## Information shown
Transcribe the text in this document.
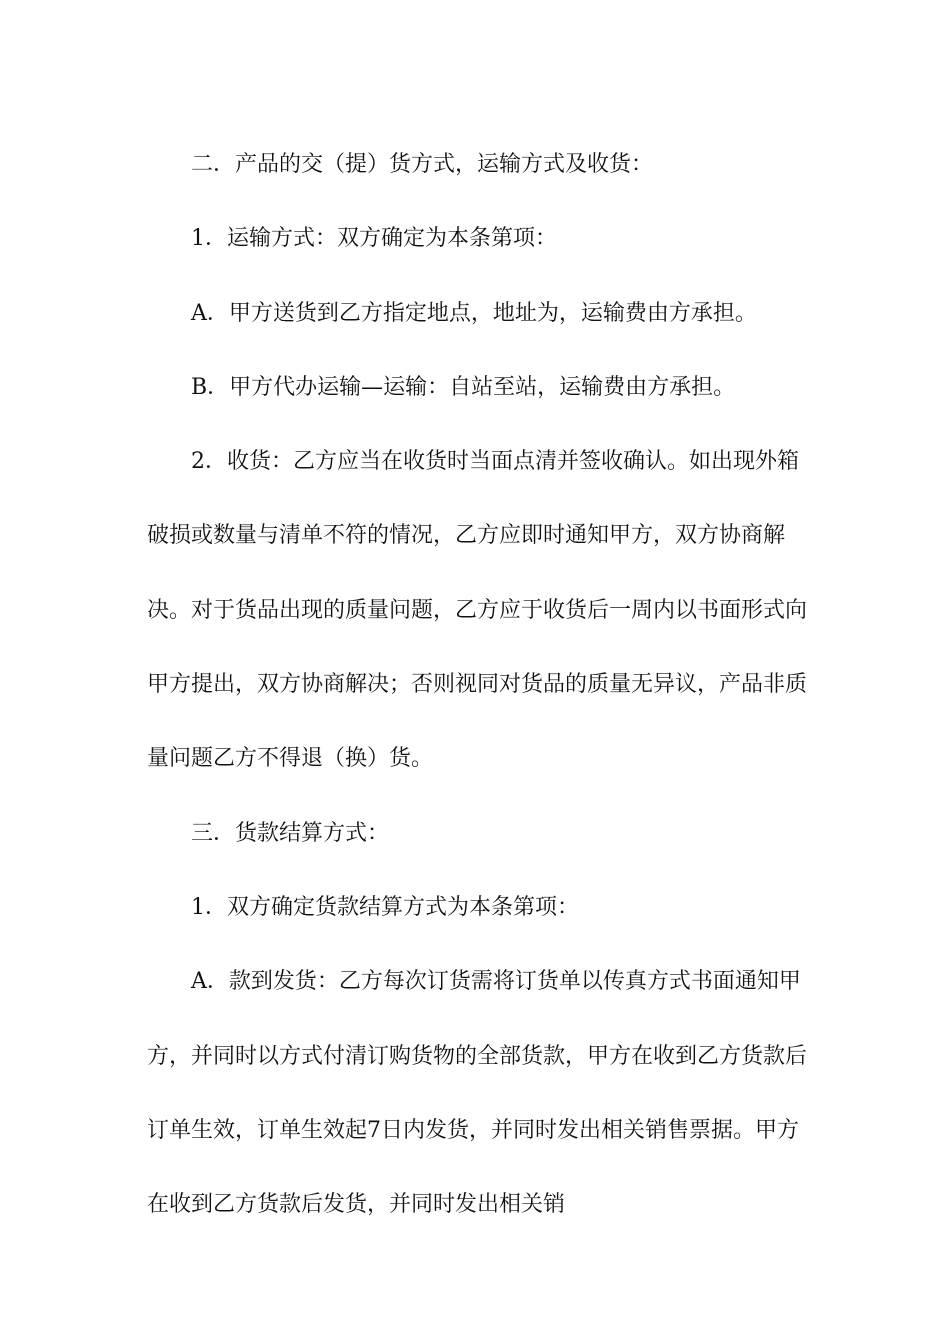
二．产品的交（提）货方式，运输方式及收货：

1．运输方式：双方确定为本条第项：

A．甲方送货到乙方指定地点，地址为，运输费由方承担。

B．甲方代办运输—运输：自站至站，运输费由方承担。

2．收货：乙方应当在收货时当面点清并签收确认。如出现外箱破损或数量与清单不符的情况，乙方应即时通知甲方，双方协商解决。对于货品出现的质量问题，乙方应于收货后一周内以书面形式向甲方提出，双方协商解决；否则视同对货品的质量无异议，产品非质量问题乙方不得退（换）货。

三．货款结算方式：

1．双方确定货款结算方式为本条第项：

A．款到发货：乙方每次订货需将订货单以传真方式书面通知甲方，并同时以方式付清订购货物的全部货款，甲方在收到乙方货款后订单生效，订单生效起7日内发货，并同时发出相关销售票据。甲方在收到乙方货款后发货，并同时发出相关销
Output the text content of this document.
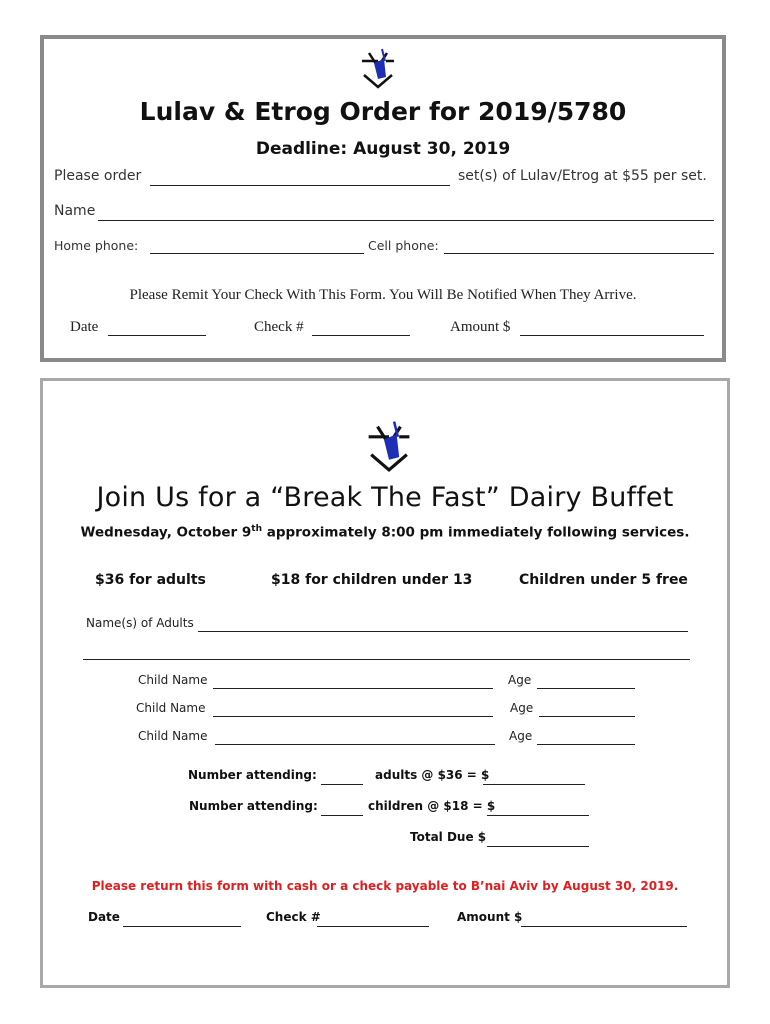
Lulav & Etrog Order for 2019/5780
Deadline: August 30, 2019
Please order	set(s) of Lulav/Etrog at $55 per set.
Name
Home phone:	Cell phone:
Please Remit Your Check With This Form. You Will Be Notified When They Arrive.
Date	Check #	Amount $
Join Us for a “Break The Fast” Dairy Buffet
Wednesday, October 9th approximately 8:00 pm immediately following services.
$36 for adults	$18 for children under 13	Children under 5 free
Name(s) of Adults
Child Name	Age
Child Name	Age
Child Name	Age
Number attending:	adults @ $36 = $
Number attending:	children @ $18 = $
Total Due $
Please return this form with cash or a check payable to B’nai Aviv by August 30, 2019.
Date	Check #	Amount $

## Given instruction
All of the entries above should be duplicated exactly, except for the pictures.

## Exercise response
Transcribe the text in this document.
二．产品的交（提）货方式，运输方式及收货：

1．运输方式：双方确定为本条第项：

A．甲方送货到乙方指定地点，地址为，运输费由方承担。

B．甲方代办运输—运输：自站至站，运输费由方承担。

2．收货：乙方应当在收货时当面点清并签收确认。如出现外箱破损或数量与清单不符的情况，乙方应即时通知甲方，双方协商解决。对于货品出现的质量问题，乙方应于收货后一周内以书面形式向甲方提出，双方协商解决；否则视同对货品的质量无异议，产品非质量问题乙方不得退（换）货。

三．货款结算方式：

1．双方确定货款结算方式为本条第项：

A．款到发货：乙方每次订货需将订货单以传真方式书面通知甲方，并同时以方式付清订购货物的全部货款，甲方在收到乙方货款后订单生效，订单生效起7日内发货，并同时发出相关销售票据。甲方在收到乙方货款后发货，并同时发出相关销
Output the text content of this document.
Lulav & Etrog Order for 2019/5780
Deadline: August 30, 2019
Please order	set(s) of Lulav/Etrog at $55 per set.
Name
Home phone:	Cell phone:
Please Remit Your Check With This Form. You Will Be Notified When They Arrive.
Date	Check #	Amount $
Join Us for a “Break The Fast” Dairy Buffet
Wednesday, October 9th approximately 8:00 pm immediately following services.
$36 for adults	$18 for children under 13	Children under 5 free
Name(s) of Adults
Child Name	Age
Child Name	Age
Child Name	Age
Number attending:	adults @ $36 = $
Number attending:	children @ $18 = $
Total Due $
Please return this form with cash or a check payable to B’nai Aviv by August 30, 2019.
Date	Check #	Amount $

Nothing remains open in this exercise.